What is being asked:
Reproduce the records unchanged, beginning with their first line and ending with the line that contains "y-tick-label: 其他 bbox=[108, 106, 140, 124]". Include both of those lines.

[Data listing]
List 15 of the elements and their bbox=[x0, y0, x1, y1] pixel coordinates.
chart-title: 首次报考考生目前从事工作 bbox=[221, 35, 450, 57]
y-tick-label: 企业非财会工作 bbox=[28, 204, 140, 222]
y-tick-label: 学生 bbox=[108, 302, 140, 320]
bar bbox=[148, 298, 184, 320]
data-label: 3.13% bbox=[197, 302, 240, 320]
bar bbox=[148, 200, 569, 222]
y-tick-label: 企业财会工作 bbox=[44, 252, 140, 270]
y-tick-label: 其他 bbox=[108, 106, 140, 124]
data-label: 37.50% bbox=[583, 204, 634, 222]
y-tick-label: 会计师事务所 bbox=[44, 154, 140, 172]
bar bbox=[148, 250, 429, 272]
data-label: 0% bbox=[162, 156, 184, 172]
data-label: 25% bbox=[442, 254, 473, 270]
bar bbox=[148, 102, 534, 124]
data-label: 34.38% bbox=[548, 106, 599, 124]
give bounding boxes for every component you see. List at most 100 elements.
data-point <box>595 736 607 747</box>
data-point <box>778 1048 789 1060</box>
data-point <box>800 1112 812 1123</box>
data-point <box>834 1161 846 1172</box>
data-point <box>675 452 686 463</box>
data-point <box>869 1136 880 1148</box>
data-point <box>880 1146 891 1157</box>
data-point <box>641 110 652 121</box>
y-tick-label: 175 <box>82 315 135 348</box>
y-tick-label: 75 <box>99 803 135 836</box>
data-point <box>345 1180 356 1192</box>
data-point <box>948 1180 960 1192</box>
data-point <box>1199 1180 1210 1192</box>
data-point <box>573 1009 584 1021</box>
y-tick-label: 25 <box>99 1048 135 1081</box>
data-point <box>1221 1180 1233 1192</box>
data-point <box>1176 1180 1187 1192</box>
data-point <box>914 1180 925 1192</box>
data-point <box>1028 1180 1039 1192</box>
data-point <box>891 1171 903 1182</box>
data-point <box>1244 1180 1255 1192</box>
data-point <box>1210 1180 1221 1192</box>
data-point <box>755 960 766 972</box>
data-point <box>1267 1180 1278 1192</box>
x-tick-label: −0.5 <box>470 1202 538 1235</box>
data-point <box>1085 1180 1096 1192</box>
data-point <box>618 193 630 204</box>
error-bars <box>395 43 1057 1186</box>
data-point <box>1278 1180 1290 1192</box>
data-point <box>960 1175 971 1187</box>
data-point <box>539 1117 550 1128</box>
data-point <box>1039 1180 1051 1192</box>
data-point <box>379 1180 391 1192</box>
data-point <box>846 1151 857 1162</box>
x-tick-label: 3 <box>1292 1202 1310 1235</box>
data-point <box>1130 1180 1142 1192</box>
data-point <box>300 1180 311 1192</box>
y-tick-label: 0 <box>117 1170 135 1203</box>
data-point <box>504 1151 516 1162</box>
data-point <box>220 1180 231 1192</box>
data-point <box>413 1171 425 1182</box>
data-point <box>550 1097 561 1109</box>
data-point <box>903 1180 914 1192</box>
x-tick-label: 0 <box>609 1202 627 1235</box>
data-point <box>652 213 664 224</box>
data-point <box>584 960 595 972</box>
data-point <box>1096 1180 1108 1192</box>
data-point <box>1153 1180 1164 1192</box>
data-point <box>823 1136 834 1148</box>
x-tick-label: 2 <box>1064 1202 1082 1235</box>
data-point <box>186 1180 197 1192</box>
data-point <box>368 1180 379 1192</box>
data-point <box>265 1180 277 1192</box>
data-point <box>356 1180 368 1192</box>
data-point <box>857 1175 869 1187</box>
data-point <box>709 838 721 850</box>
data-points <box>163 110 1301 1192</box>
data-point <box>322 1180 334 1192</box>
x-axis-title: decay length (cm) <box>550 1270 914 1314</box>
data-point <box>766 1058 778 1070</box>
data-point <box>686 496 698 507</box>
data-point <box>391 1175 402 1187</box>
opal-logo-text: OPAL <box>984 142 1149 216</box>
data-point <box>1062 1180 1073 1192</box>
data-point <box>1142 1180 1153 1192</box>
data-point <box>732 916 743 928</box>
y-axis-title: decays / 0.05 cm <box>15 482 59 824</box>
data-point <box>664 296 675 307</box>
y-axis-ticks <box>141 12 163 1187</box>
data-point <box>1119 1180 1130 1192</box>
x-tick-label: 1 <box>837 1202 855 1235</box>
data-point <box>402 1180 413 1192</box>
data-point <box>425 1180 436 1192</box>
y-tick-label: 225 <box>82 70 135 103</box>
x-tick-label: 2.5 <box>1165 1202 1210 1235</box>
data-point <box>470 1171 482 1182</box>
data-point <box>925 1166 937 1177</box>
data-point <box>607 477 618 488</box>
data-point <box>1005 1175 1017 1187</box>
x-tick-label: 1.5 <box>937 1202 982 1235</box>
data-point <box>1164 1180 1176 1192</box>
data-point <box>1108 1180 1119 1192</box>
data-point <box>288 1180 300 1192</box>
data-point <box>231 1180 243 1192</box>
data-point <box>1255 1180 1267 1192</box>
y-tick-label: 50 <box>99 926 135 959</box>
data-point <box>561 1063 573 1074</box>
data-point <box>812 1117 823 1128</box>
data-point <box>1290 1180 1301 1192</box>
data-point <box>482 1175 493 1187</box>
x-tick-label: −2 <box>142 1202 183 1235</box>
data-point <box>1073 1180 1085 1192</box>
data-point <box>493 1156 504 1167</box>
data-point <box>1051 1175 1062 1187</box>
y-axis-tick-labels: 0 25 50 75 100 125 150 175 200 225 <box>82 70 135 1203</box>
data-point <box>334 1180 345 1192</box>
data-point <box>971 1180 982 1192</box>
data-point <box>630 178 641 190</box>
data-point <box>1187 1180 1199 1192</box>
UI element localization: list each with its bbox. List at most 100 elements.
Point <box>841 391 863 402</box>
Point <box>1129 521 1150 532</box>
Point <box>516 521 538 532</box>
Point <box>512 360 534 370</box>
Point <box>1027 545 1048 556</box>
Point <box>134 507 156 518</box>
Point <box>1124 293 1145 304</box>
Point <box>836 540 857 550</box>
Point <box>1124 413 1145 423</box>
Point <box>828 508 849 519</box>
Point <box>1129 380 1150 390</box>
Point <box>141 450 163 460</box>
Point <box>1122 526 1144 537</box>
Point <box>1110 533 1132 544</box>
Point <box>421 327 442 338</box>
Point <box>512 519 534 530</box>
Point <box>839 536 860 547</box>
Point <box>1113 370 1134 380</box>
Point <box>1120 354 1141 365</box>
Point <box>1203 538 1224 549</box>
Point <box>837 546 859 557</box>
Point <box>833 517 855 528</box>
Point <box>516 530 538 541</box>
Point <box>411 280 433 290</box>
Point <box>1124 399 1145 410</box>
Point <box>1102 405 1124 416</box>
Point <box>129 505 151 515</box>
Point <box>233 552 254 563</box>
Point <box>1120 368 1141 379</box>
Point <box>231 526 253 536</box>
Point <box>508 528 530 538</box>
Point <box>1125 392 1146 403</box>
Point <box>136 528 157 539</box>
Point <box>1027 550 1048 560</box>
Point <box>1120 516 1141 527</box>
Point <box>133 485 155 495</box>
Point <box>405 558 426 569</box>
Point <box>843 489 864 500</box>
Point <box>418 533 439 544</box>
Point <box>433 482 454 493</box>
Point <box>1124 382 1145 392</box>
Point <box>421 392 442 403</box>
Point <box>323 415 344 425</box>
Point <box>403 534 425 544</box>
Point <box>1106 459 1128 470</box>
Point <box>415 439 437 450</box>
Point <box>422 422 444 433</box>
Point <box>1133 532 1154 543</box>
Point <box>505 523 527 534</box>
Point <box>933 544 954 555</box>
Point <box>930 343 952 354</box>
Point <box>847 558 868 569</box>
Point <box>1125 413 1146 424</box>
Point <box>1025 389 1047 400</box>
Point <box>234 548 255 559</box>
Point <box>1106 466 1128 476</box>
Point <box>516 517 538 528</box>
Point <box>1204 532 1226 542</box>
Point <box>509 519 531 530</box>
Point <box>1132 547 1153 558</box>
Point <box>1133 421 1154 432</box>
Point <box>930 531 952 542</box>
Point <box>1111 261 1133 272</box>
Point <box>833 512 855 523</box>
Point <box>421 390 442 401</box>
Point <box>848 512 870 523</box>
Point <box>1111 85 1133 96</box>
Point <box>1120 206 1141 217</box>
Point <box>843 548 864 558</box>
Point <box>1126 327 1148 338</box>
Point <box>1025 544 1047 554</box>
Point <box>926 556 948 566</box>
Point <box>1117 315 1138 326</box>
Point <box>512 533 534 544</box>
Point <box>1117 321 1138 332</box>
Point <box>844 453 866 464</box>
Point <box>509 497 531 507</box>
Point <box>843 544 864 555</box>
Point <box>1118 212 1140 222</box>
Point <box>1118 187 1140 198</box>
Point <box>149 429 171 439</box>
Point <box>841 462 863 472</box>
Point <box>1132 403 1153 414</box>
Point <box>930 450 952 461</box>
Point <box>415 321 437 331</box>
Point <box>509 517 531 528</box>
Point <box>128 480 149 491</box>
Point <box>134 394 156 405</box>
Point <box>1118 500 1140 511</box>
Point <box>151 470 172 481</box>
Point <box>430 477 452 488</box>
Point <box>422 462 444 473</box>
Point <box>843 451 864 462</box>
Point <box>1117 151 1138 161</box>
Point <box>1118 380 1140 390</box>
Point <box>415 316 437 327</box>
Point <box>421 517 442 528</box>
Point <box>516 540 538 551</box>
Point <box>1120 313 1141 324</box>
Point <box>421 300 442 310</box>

Response to this task:
List 15 of the elements and their bbox=[x0, y0, x1, y1] pixel coordinates.
chart-title: 首次报考考生目前从事工作 bbox=[221, 35, 450, 57]
y-tick-label: 企业非财会工作 bbox=[28, 204, 140, 222]
y-tick-label: 学生 bbox=[108, 302, 140, 320]
bar bbox=[148, 298, 184, 320]
data-label: 3.13% bbox=[197, 302, 240, 320]
bar bbox=[148, 200, 569, 222]
y-tick-label: 企业财会工作 bbox=[44, 252, 140, 270]
y-tick-label: 其他 bbox=[108, 106, 140, 124]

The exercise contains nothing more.